··· Entries provided ···

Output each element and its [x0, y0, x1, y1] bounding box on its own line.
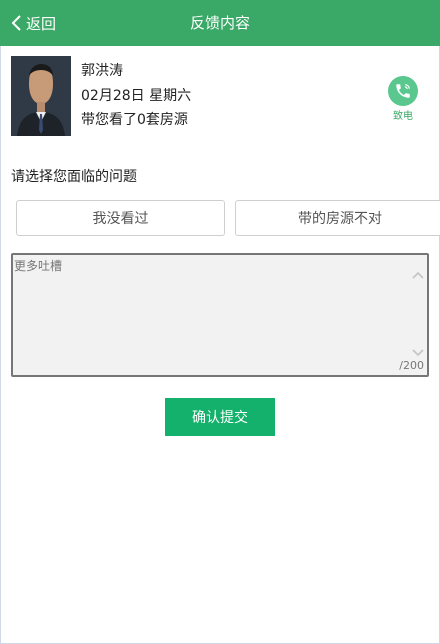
char-counter: /200 — [399, 359, 424, 372]
viewed-count-text: 带您看了0套房源 — [81, 112, 188, 128]
agent-photo — [11, 56, 71, 136]
page-title: 反馈内容 — [189, 14, 250, 32]
textarea-scrollbar[interactable] — [409, 255, 427, 375]
call-label: 致电 — [393, 111, 413, 122]
submit-button[interactable]: 确认提交 — [165, 398, 275, 436]
call-button[interactable]: 致电 — [384, 76, 422, 122]
feedback-box: /200 — [11, 253, 429, 377]
option-not-viewed[interactable]: 我没看过 — [16, 200, 225, 236]
agent-name: 郭洪涛 — [81, 63, 123, 79]
visit-date: 02月28日 星期六 — [81, 88, 192, 104]
feedback-textarea[interactable] — [13, 255, 407, 375]
chevron-up-icon — [412, 271, 424, 279]
option-wrong-property[interactable]: 带的房源不对 — [235, 200, 440, 236]
header-bar: 返回 反馈内容 — [0, 0, 440, 46]
agent-avatar — [11, 56, 71, 136]
question-prompt: 请选择您面临的问题 — [11, 169, 137, 185]
chevron-down-icon — [412, 349, 424, 357]
phone-icon — [388, 76, 418, 106]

···

• _What you have to do_: Render every line of the items above as a Markdown table with two columns, No. and Line, numbering each row and skipping blank lines. Leave the pictures out of the table.

• _Task output_:
| No. | Line |
|---|---|
| 1 | Output each element and its [x0, y0, x1, y1] bounding box on its own line. |
| 2 | char-counter: /200 — [399, 359, 424, 372] |
| 3 | viewed-count-text: 带您看了0套房源 — [81, 112, 188, 128] |
| 4 | agent-photo — [11, 56, 71, 136] |
| 5 | page-title: 反馈内容 — [189, 14, 250, 32] |
| 6 | textarea-scrollbar[interactable] — [409, 255, 427, 375] |
| 7 | call-label: 致电 — [393, 111, 413, 122] |
| 8 | submit-button[interactable]: 确认提交 — [165, 398, 275, 436] |
| 9 | call-button[interactable]: 致电 — [384, 76, 422, 122] |
| 10 | feedback-box: /200 — [11, 253, 429, 377] |
| 11 | option-not-viewed[interactable]: 我没看过 — [16, 200, 225, 236] |
| 12 | agent-name: 郭洪涛 — [81, 63, 123, 79] |
| 13 | visit-date: 02月28日 星期六 — [81, 88, 192, 104] |
| 14 | feedback-textarea[interactable] — [13, 255, 407, 375] |
| 15 | chevron-up-icon — [412, 271, 424, 279] |
| 16 | option-wrong-property[interactable]: 带的房源不对 — [235, 200, 440, 236] |
| 17 | header-bar: 返回 反馈内容 — [0, 0, 440, 46] |
| 18 | agent-avatar — [11, 56, 71, 136] |
| 19 | question-prompt: 请选择您面临的问题 — [11, 169, 137, 185] |
| 20 | chevron-down-icon — [412, 349, 424, 357] |
| 21 | phone-icon — [388, 76, 418, 106] |